Texte à lire:
GDPR vs Big Data : pourquoi les footballeurs attaquent en justice l’industrie qui les espionne
Il y a ce que les caméras montrent – les dribbles, les tacles, les buts – et ce qu’elles taisent. Sur le terrain, les foulées laissent une trace : une vitesse de pointe, un rythme cardiaque, une zone de chaleur. Même la fatigue est mesurable et mesurée. Les joueurs ne sont plus évalués à l’œil nu, mais suivis à la trace – capteurs dans le dos, semelles connectées, applications dans les vestiaires.
La donnée est là, partout et elle rapporte (très) gros.
Sans forcément le savoir, des milliers de footballeurs professionnels – du haut niveau jusqu’aux divisions inférieures – génèrent une richesse colossale exploitée par des entreprises de paris, de statistiques, de jeux vidéo ou de conseil. Et cette économie parallèle, bâtie sur leur sueur et leur santé, s’est longtemps développée dans l’ombre.
Mais un contre-pied s’organise avec le Project Red Card, une action collective rassemblant plus de 850 joueurs britanniques, qui a ouvert la brèche, et souhaite reprendre la main sur des données personnelles utilisées sans consentement.
Le football est entré dans l’ère du droit numérique. Et les joueurs réclament enfin leur part.
La grande moisson invisible
Les capteurs sont partout, y compris dans tes lacets
Ce n’est plus un secret dans les centres d’entraînement : chaque joueur porte sur lui un arsenal de capteurs. Gilets GPS entre les omoplates, chaussures intelligentes, montres biométriques, ceintures cardiaques… L’équipement standard du footballeur pro s’apparente aujourd’hui à celui d’un cobaye scientifique.

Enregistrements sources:
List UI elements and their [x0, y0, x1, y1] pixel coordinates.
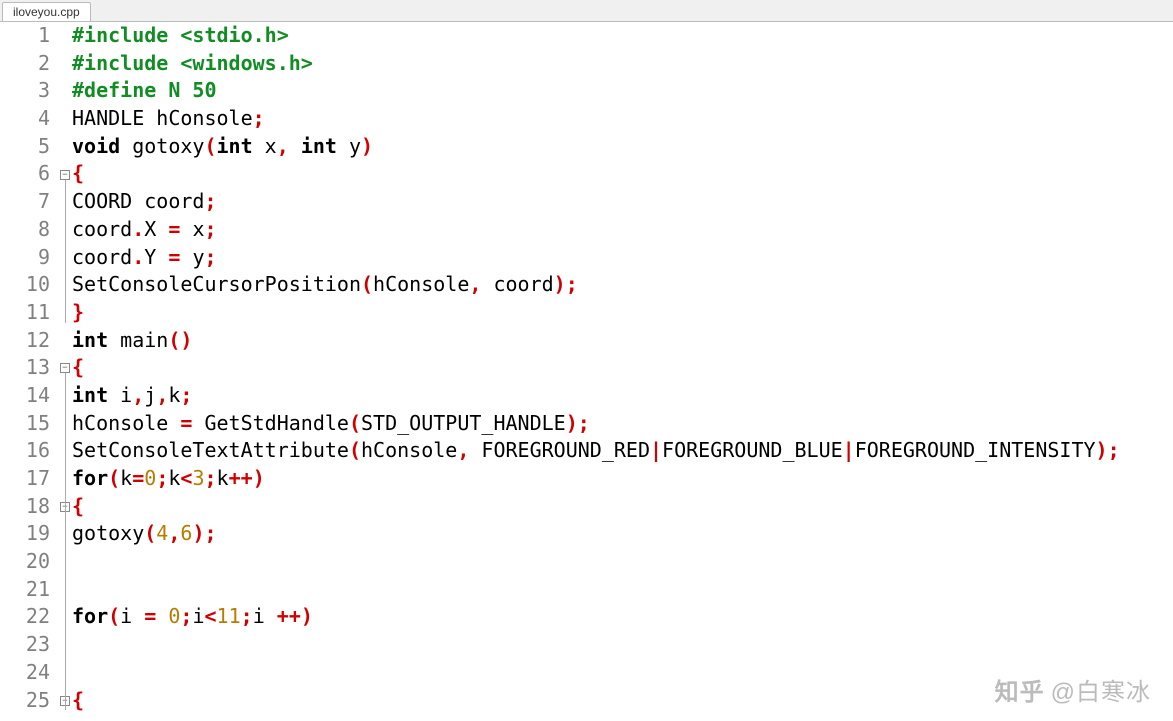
code-line[interactable]: hConsole = GetStdHandle(STD_OUTPUT_HANDL… [72, 410, 1173, 438]
code-line[interactable] [72, 576, 1173, 604]
line-number: 6 [0, 160, 50, 188]
fold-guide-line [65, 180, 66, 323]
line-number: 15 [0, 410, 50, 438]
code-line[interactable]: HANDLE hConsole; [72, 105, 1173, 133]
line-number: 22 [0, 603, 50, 631]
file-tab[interactable]: iloveyou.cpp [2, 2, 91, 21]
editor-window: iloveyou.cpp 123456789101112131415161718… [0, 0, 1173, 721]
code-line[interactable]: coord.Y = y; [72, 244, 1173, 272]
line-number: 14 [0, 382, 50, 410]
code-line[interactable]: SetConsoleCursorPosition(hConsole, coord… [72, 271, 1173, 299]
line-number: 24 [0, 659, 50, 687]
code-line[interactable]: COORD coord; [72, 188, 1173, 216]
code-line[interactable]: for(i = 0;i<11;i ++) [72, 603, 1173, 631]
line-number: 11 [0, 299, 50, 327]
line-number: 1 [0, 22, 50, 50]
line-number: 2 [0, 50, 50, 78]
line-number: 3 [0, 77, 50, 105]
line-number: 13 [0, 354, 50, 382]
fold-column: −−−− [58, 22, 72, 721]
line-number: 12 [0, 327, 50, 355]
line-number: 8 [0, 216, 50, 244]
code-line[interactable]: coord.X = x; [72, 216, 1173, 244]
code-line[interactable]: void gotoxy(int x, int y) [72, 133, 1173, 161]
code-line[interactable]: #define N 50 [72, 77, 1173, 105]
line-number: 5 [0, 133, 50, 161]
code-line[interactable] [72, 631, 1173, 659]
code-editor[interactable]: 1234567891011121314151617181920212223242… [0, 22, 1173, 721]
code-area[interactable]: #include <stdio.h>#include <windows.h>#d… [72, 22, 1173, 721]
line-number: 18 [0, 493, 50, 521]
line-number: 19 [0, 520, 50, 548]
fold-guide-line [65, 373, 66, 710]
code-line[interactable]: { [72, 493, 1173, 521]
code-line[interactable]: { [72, 687, 1173, 715]
code-line[interactable]: { [72, 354, 1173, 382]
line-number: 9 [0, 244, 50, 272]
line-number-gutter: 1234567891011121314151617181920212223242… [0, 22, 58, 721]
code-line[interactable]: } [72, 299, 1173, 327]
line-number: 10 [0, 271, 50, 299]
line-number: 25 [0, 687, 50, 715]
line-number: 4 [0, 105, 50, 133]
code-line[interactable]: int i,j,k; [72, 382, 1173, 410]
tab-bar: iloveyou.cpp [0, 0, 1173, 22]
code-line[interactable]: #include <windows.h> [72, 50, 1173, 78]
line-number: 16 [0, 437, 50, 465]
fold-toggle-icon[interactable]: − [60, 363, 70, 373]
line-number: 23 [0, 631, 50, 659]
line-number: 21 [0, 576, 50, 604]
code-line[interactable]: { [72, 160, 1173, 188]
fold-toggle-icon[interactable]: − [60, 170, 70, 180]
code-line[interactable] [72, 659, 1173, 687]
code-line[interactable]: int main() [72, 327, 1173, 355]
code-line[interactable]: gotoxy(4,6); [72, 520, 1173, 548]
line-number: 17 [0, 465, 50, 493]
code-line[interactable]: SetConsoleTextAttribute(hConsole, FOREGR… [72, 437, 1173, 465]
code-line[interactable]: for(k=0;k<3;k++) [72, 465, 1173, 493]
line-number: 7 [0, 188, 50, 216]
line-number: 20 [0, 548, 50, 576]
code-line[interactable]: #include <stdio.h> [72, 22, 1173, 50]
code-line[interactable] [72, 548, 1173, 576]
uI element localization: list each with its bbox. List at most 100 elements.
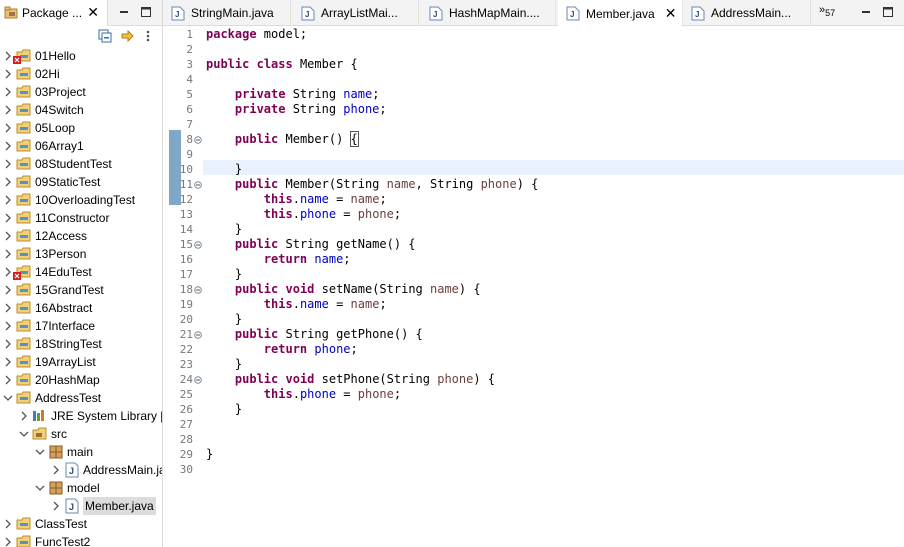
chevron-down-icon[interactable]	[19, 429, 29, 439]
tree-item[interactable]: src	[0, 425, 162, 443]
editor-tab[interactable]: J HashMapMain....	[421, 0, 556, 26]
chevron-right-icon[interactable]	[3, 195, 13, 205]
line-number-gutter: 1 2 3 4 5 6 7 8 9 10 11 12 13 14 15 16 17 18 19 20 21 22 23 24 2…	[163, 26, 203, 547]
tree-item[interactable]: 04Switch	[0, 101, 162, 119]
editor-tab[interactable]: J ArrayListMai...	[293, 0, 419, 26]
tree-item-label: 05Loop	[35, 121, 76, 135]
chevron-down-icon[interactable]	[35, 483, 45, 493]
tree-item[interactable]: 13Person	[0, 245, 162, 263]
line-number: 30	[179, 463, 193, 476]
fold-collapse-icon[interactable]	[194, 136, 202, 144]
close-icon[interactable]: ✕	[665, 5, 677, 22]
project-folder-icon	[16, 157, 31, 170]
chevron-right-icon[interactable]	[3, 177, 13, 187]
chevron-right-icon[interactable]	[3, 357, 13, 367]
chevron-down-icon[interactable]	[35, 447, 45, 457]
line-number: 2	[186, 43, 193, 56]
chevron-right-icon[interactable]	[3, 375, 13, 385]
code-token: setName(String	[314, 282, 430, 296]
chevron-right-icon[interactable]	[3, 231, 13, 241]
tree-item[interactable]: 15GrandTest	[0, 281, 162, 299]
chevron-right-icon[interactable]	[51, 501, 61, 511]
tree-item[interactable]: JRE System Library [J	[0, 407, 162, 425]
chevron-right-icon[interactable]	[3, 285, 13, 295]
field-token: name	[299, 192, 329, 206]
tree-item[interactable]: 02Hi	[0, 65, 162, 83]
tree-item[interactable]: 01Hello	[0, 47, 162, 65]
editor-tab[interactable]: J AddressMain...	[683, 0, 811, 26]
code-token: String getPhone() {	[278, 327, 423, 341]
parameter-token: name	[350, 297, 380, 311]
chevron-right-icon[interactable]	[3, 537, 13, 547]
tree-item[interactable]: ClassTest	[0, 515, 162, 533]
tree-item[interactable]: 10OverloadingTest	[0, 191, 162, 209]
chevron-right-icon[interactable]	[51, 465, 61, 475]
tree-item[interactable]: J Member.java	[0, 497, 162, 515]
fold-collapse-icon[interactable]	[194, 286, 202, 294]
chevron-right-icon[interactable]	[3, 105, 13, 115]
keyword-token: this	[263, 192, 293, 206]
chevron-right-icon[interactable]	[3, 303, 13, 313]
tree-item[interactable]: 09StaticTest	[0, 173, 162, 191]
chevron-right-icon[interactable]	[19, 411, 29, 421]
chevron-right-icon[interactable]	[3, 141, 13, 151]
chevron-down-icon[interactable]	[3, 393, 13, 403]
tree-item[interactable]: J AddressMain.ja	[0, 461, 162, 479]
chevron-right-icon[interactable]	[3, 213, 13, 223]
chevron-right-icon[interactable]	[3, 267, 13, 277]
tree-item[interactable]: 20HashMap	[0, 371, 162, 389]
tree-item[interactable]: 14EduTest	[0, 263, 162, 281]
code-editor[interactable]: package model; public class Member { priv…	[203, 26, 904, 547]
code-line: public void setPhone(String phone) {	[206, 372, 495, 387]
minimize-icon[interactable]	[118, 6, 130, 18]
tree-item[interactable]: FuncTest2	[0, 533, 162, 547]
chevron-right-icon[interactable]	[3, 87, 13, 97]
view-menu-icon[interactable]	[144, 29, 152, 43]
editor-maximize-icon[interactable]	[882, 6, 894, 18]
chevron-right-icon[interactable]	[3, 339, 13, 349]
tree-item[interactable]: 12Access	[0, 227, 162, 245]
chevron-right-icon[interactable]	[3, 51, 13, 61]
fold-collapse-icon[interactable]	[194, 241, 202, 249]
tree-item[interactable]: 06Array1	[0, 137, 162, 155]
line-number: 21	[179, 328, 193, 341]
editor-minimize-icon[interactable]	[860, 6, 872, 18]
editor-tab[interactable]: J StringMain.java	[163, 0, 291, 26]
package-explorer-tab[interactable]: Package ... ✕	[0, 0, 108, 26]
tree-item[interactable]: 05Loop	[0, 119, 162, 137]
tree-item[interactable]: 08StudentTest	[0, 155, 162, 173]
chevron-right-icon[interactable]	[3, 249, 13, 259]
chevron-right-icon[interactable]	[3, 69, 13, 79]
line-number: 23	[179, 358, 193, 371]
tree-item[interactable]: 03Project	[0, 83, 162, 101]
tree-item[interactable]: 18StringTest	[0, 335, 162, 353]
tree-item[interactable]: main	[0, 443, 162, 461]
project-folder-icon	[16, 67, 31, 80]
tree-item[interactable]: 17Interface	[0, 317, 162, 335]
link-with-editor-icon[interactable]	[120, 29, 134, 43]
tree-item[interactable]: 16Abstract	[0, 299, 162, 317]
editor-tab[interactable]: J Member.java ✕	[558, 0, 683, 27]
close-icon[interactable]: ✕	[87, 5, 99, 19]
more-tabs-count: 57	[825, 8, 836, 19]
fold-collapse-icon[interactable]	[194, 376, 202, 384]
chevron-right-icon[interactable]	[3, 159, 13, 169]
chevron-right-icon[interactable]	[3, 321, 13, 331]
chevron-right-icon[interactable]	[3, 123, 13, 133]
code-token: .	[292, 207, 300, 221]
library-icon	[33, 410, 44, 421]
code-line: public Member(String name, String phone)…	[206, 177, 538, 192]
more-tabs-button[interactable]: »57	[819, 4, 835, 18]
tree-item[interactable]: 11Constructor	[0, 209, 162, 227]
tree-item[interactable]: model	[0, 479, 162, 497]
tree-item[interactable]: AddressTest	[0, 389, 162, 407]
fold-collapse-icon[interactable]	[194, 181, 202, 189]
collapse-all-icon[interactable]	[98, 29, 112, 43]
tree-item[interactable]: 19ArrayList	[0, 353, 162, 371]
maximize-icon[interactable]	[140, 6, 152, 18]
keyword-token: private	[234, 102, 286, 116]
chevron-right-icon[interactable]	[3, 519, 13, 529]
fold-collapse-icon[interactable]	[194, 331, 202, 339]
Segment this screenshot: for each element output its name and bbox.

À faire:
1. Combien de joueurs britanniques l'action collective Project Red Card rassemble-t-elle selon le texte sur les footballeurs et leurs données ?
2. Dans le texte sur les footballeurs et leurs données, recopiez tout ce qui va de « Sans forcément le » jusqu'à « utilisées sans consentement. » en remplaçant « footballeurs professionnels » par « sportifs professionnels ».
3. Poursuivez le texte sur les footballeurs et leurs données à partir de sa dernière phrase.

Réponses aux exercices:
1. Plus de 850 joueurs britanniques.

2.
Sans forcément le savoir, des milliers de sportifs professionnels – du haut niveau jusqu’aux divisions inférieures – génèrent une richesse colossale exploitée par des entreprises de paris, de statistiques, de jeux vidéo ou de conseil. Et cette économie parallèle, bâtie sur leur sueur et leur santé, s’est longtemps développée dans l’ombre.
Mais un contre-pied s’organise avec le Project Red Card, une action collective rassemblant plus de 850 joueurs britanniques, qui a ouvert la brèche, et souhaite reprendre la main sur des données personnelles utilisées sans consentement.

3.
Les données collectées ? Distance parcourue, vitesse, nombre de sprints, zones couvertes sur le terrain. Mais aussi température corporelle, fréquence cardiaque, niveau de lactate, hydratation. Même la technique est fraîchement disséquée : nombre de touches, précision des passes, ou encore usage du pied faible.
Certaines entreprises vont plus loin encore : Playermaker propose des capteurs montés directement sur les chaussures, WHOOP permet aux joueurs NFL de posséder et monétiser leurs données via la NFLPA. La FIFA autorise même l’usage des gilets GPS en match depuis 2015. En quelques années, les footballeurs sont devenus des hubs ambulants de données.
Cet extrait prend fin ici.